Can you give all the records again without altering a single character?

··· Material supplied ···

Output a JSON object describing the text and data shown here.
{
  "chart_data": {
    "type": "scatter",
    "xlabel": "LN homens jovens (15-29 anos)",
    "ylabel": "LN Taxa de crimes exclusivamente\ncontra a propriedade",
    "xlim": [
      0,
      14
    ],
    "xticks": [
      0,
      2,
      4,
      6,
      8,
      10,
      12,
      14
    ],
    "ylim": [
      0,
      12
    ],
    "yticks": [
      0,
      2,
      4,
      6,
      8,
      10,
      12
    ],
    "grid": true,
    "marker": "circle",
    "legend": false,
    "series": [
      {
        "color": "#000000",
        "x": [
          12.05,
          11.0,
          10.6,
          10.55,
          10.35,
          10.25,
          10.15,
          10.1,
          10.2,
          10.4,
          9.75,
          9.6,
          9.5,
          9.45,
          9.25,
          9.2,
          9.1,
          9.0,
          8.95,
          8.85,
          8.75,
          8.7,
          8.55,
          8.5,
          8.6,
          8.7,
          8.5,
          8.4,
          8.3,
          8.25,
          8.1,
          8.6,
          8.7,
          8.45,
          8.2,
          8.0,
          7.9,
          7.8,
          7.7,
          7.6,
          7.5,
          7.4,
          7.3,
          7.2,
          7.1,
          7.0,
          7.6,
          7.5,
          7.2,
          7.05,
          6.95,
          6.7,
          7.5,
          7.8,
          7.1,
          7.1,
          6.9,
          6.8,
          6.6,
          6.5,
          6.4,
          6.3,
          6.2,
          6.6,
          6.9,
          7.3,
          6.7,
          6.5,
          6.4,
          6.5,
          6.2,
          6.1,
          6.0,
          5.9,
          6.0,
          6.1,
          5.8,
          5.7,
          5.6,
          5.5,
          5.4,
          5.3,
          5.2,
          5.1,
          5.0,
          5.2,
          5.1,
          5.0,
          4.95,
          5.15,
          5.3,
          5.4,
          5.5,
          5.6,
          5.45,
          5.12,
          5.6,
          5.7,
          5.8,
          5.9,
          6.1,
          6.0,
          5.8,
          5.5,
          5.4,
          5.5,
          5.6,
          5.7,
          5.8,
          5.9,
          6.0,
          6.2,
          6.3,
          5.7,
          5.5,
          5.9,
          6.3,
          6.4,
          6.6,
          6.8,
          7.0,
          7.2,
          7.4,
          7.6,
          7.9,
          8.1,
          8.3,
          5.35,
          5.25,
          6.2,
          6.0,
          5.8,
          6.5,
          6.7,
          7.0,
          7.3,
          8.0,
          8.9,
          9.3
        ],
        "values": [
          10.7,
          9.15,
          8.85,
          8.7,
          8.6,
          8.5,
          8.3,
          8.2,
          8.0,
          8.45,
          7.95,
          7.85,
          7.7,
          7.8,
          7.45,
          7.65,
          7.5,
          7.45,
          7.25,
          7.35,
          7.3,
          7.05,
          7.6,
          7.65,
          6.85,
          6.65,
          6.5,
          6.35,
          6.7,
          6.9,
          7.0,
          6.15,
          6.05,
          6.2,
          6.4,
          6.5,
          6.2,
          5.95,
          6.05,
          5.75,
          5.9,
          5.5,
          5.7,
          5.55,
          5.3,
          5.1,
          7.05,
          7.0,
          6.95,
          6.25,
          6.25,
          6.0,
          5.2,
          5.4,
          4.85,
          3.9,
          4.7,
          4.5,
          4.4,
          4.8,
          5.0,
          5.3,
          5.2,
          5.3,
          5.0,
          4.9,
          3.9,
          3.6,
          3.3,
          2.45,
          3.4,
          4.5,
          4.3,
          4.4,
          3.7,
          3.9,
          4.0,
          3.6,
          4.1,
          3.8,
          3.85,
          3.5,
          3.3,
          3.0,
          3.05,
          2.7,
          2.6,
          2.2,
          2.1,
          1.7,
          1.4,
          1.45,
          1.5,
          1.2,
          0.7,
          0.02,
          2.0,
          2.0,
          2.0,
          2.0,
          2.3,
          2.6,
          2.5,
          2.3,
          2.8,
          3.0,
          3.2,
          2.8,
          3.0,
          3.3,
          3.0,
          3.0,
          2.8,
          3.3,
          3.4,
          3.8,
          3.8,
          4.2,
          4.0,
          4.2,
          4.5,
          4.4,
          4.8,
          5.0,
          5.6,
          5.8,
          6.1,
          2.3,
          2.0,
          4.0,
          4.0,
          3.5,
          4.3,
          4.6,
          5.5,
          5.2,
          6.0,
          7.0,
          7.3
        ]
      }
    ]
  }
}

···

» **Written solution**:
Output a JSON object describing the text and data shown here.
{
  "chart_data": {
    "type": "scatter",
    "xlabel": "LN homens jovens (15-29 anos)",
    "ylabel": "LN Taxa de crimes exclusivamente\ncontra a propriedade",
    "xlim": [
      0,
      14
    ],
    "xticks": [
      0,
      2,
      4,
      6,
      8,
      10,
      12,
      14
    ],
    "ylim": [
      0,
      12
    ],
    "yticks": [
      0,
      2,
      4,
      6,
      8,
      10,
      12
    ],
    "grid": true,
    "marker": "circle",
    "legend": false,
    "series": [
      {
        "color": "#000000",
        "x": [
          12.05,
          11.0,
          10.6,
          10.55,
          10.35,
          10.25,
          10.15,
          10.1,
          10.2,
          10.4,
          9.75,
          9.6,
          9.5,
          9.45,
          9.25,
          9.2,
          9.1,
          9.0,
          8.95,
          8.85,
          8.75,
          8.7,
          8.55,
          8.5,
          8.6,
          8.7,
          8.5,
          8.4,
          8.3,
          8.25,
          8.1,
          8.6,
          8.7,
          8.45,
          8.2,
          8.0,
          7.9,
          7.8,
          7.7,
          7.6,
          7.5,
          7.4,
          7.3,
          7.2,
          7.1,
          7.0,
          7.6,
          7.5,
          7.2,
          7.05,
          6.95,
          6.7,
          7.5,
          7.8,
          7.1,
          7.1,
          6.9,
          6.8,
          6.6,
          6.5,
          6.4,
          6.3,
          6.2,
          6.6,
          6.9,
          7.3,
          6.7,
          6.5,
          6.4,
          6.5,
          6.2,
          6.1,
          6.0,
          5.9,
          6.0,
          6.1,
          5.8,
          5.7,
          5.6,
          5.5,
          5.4,
          5.3,
          5.2,
          5.1,
          5.0,
          5.2,
          5.1,
          5.0,
          4.95,
          5.15,
          5.3,
          5.4,
          5.5,
          5.6,
          5.45,
          5.12,
          5.6,
          5.7,
          5.8,
          5.9,
          6.1,
          6.0,
          5.8,
          5.5,
          5.4,
          5.5,
          5.6,
          5.7,
          5.8,
          5.9,
          6.0,
          6.2,
          6.3,
          5.7,
          5.5,
          5.9,
          6.3,
          6.4,
          6.6,
          6.8,
          7.0,
          7.2,
          7.4,
          7.6,
          7.9,
          8.1,
          8.3,
          5.35,
          5.25,
          6.2,
          6.0,
          5.8,
          6.5,
          6.7,
          7.0,
          7.3,
          8.0,
          8.9,
          9.3
        ],
        "values": [
          10.7,
          9.15,
          8.85,
          8.7,
          8.6,
          8.5,
          8.3,
          8.2,
          8.0,
          8.45,
          7.95,
          7.85,
          7.7,
          7.8,
          7.45,
          7.65,
          7.5,
          7.45,
          7.25,
          7.35,
          7.3,
          7.05,
          7.6,
          7.65,
          6.85,
          6.65,
          6.5,
          6.35,
          6.7,
          6.9,
          7.0,
          6.15,
          6.05,
          6.2,
          6.4,
          6.5,
          6.2,
          5.95,
          6.05,
          5.75,
          5.9,
          5.5,
          5.7,
          5.55,
          5.3,
          5.1,
          7.05,
          7.0,
          6.95,
          6.25,
          6.25,
          6.0,
          5.2,
          5.4,
          4.85,
          3.9,
          4.7,
          4.5,
          4.4,
          4.8,
          5.0,
          5.3,
          5.2,
          5.3,
          5.0,
          4.9,
          3.9,
          3.6,
          3.3,
          2.45,
          3.4,
          4.5,
          4.3,
          4.4,
          3.7,
          3.9,
          4.0,
          3.6,
          4.1,
          3.8,
          3.85,
          3.5,
          3.3,
          3.0,
          3.05,
          2.7,
          2.6,
          2.2,
          2.1,
          1.7,
          1.4,
          1.45,
          1.5,
          1.2,
          0.7,
          0.02,
          2.0,
          2.0,
          2.0,
          2.0,
          2.3,
          2.6,
          2.5,
          2.3,
          2.8,
          3.0,
          3.2,
          2.8,
          3.0,
          3.3,
          3.0,
          3.0,
          2.8,
          3.3,
          3.4,
          3.8,
          3.8,
          4.2,
          4.0,
          4.2,
          4.5,
          4.4,
          4.8,
          5.0,
          5.6,
          5.8,
          6.1,
          2.3,
          2.0,
          4.0,
          4.0,
          3.5,
          4.3,
          4.6,
          5.5,
          5.2,
          6.0,
          7.0,
          7.3
        ]
      }
    ]
  }
}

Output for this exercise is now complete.